Goal of the exercise: Restate the full listing word for word and leave the pictures out.

===============

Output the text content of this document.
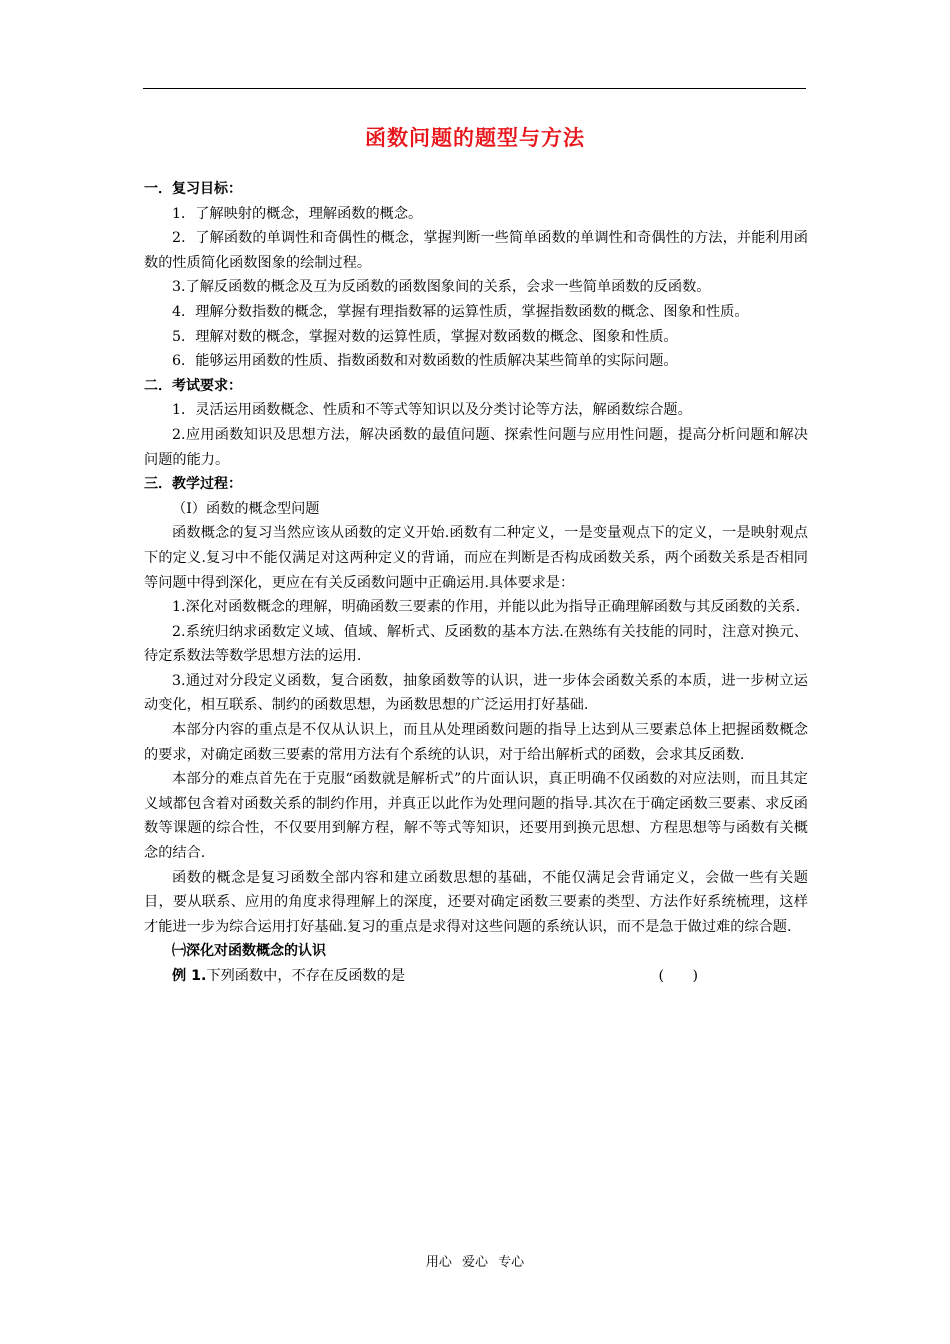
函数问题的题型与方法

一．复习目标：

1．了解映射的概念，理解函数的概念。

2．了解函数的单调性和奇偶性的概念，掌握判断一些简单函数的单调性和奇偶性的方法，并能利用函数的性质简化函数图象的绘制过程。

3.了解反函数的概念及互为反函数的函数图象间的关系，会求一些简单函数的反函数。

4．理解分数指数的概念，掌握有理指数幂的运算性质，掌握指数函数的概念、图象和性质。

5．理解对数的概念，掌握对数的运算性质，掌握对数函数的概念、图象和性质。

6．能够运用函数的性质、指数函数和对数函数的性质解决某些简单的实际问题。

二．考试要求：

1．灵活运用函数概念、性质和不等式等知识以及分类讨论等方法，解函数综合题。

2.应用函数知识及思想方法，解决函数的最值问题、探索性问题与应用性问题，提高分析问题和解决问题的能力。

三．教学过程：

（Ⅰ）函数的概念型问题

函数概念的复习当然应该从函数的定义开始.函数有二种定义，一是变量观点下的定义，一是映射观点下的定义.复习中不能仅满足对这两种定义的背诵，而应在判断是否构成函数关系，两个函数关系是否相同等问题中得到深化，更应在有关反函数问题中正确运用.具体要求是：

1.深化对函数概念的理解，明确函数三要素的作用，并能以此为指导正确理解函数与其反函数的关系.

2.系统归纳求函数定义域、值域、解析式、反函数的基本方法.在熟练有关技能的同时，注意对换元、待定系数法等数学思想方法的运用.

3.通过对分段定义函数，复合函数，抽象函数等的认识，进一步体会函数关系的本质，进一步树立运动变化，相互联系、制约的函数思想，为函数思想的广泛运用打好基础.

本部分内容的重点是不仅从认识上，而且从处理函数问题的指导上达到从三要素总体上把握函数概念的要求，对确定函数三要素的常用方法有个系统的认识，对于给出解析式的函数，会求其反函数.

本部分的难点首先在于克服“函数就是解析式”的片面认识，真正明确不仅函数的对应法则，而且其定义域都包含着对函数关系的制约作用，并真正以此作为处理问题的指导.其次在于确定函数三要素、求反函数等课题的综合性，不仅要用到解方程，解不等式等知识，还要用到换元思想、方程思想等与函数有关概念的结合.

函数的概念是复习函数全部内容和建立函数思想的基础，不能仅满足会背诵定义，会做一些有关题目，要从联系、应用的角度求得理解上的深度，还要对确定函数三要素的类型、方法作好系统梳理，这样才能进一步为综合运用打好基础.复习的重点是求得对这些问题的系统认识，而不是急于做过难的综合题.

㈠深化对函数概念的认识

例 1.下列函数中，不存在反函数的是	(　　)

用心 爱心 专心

===============

Completed exercise:
Output the text content of this document.
函数问题的题型与方法

一．复习目标：

1．了解映射的概念，理解函数的概念。

2．了解函数的单调性和奇偶性的概念，掌握判断一些简单函数的单调性和奇偶性的方法，并能利用函数的性质简化函数图象的绘制过程。

3.了解反函数的概念及互为反函数的函数图象间的关系，会求一些简单函数的反函数。

4．理解分数指数的概念，掌握有理指数幂的运算性质，掌握指数函数的概念、图象和性质。

5．理解对数的概念，掌握对数的运算性质，掌握对数函数的概念、图象和性质。

6．能够运用函数的性质、指数函数和对数函数的性质解决某些简单的实际问题。

二．考试要求：

1．灵活运用函数概念、性质和不等式等知识以及分类讨论等方法，解函数综合题。

2.应用函数知识及思想方法，解决函数的最值问题、探索性问题与应用性问题，提高分析问题和解决问题的能力。

三．教学过程：

（Ⅰ）函数的概念型问题

函数概念的复习当然应该从函数的定义开始.函数有二种定义，一是变量观点下的定义，一是映射观点下的定义.复习中不能仅满足对这两种定义的背诵，而应在判断是否构成函数关系，两个函数关系是否相同等问题中得到深化，更应在有关反函数问题中正确运用.具体要求是：

1.深化对函数概念的理解，明确函数三要素的作用，并能以此为指导正确理解函数与其反函数的关系.

2.系统归纳求函数定义域、值域、解析式、反函数的基本方法.在熟练有关技能的同时，注意对换元、待定系数法等数学思想方法的运用.

3.通过对分段定义函数，复合函数，抽象函数等的认识，进一步体会函数关系的本质，进一步树立运动变化，相互联系、制约的函数思想，为函数思想的广泛运用打好基础.

本部分内容的重点是不仅从认识上，而且从处理函数问题的指导上达到从三要素总体上把握函数概念的要求，对确定函数三要素的常用方法有个系统的认识，对于给出解析式的函数，会求其反函数.

本部分的难点首先在于克服“函数就是解析式”的片面认识，真正明确不仅函数的对应法则，而且其定义域都包含着对函数关系的制约作用，并真正以此作为处理问题的指导.其次在于确定函数三要素、求反函数等课题的综合性，不仅要用到解方程，解不等式等知识，还要用到换元思想、方程思想等与函数有关概念的结合.

函数的概念是复习函数全部内容和建立函数思想的基础，不能仅满足会背诵定义，会做一些有关题目，要从联系、应用的角度求得理解上的深度，还要对确定函数三要素的类型、方法作好系统梳理，这样才能进一步为综合运用打好基础.复习的重点是求得对这些问题的系统认识，而不是急于做过难的综合题.

㈠深化对函数概念的认识

例 1.下列函数中，不存在反函数的是	(　　)

用心 爱心 专心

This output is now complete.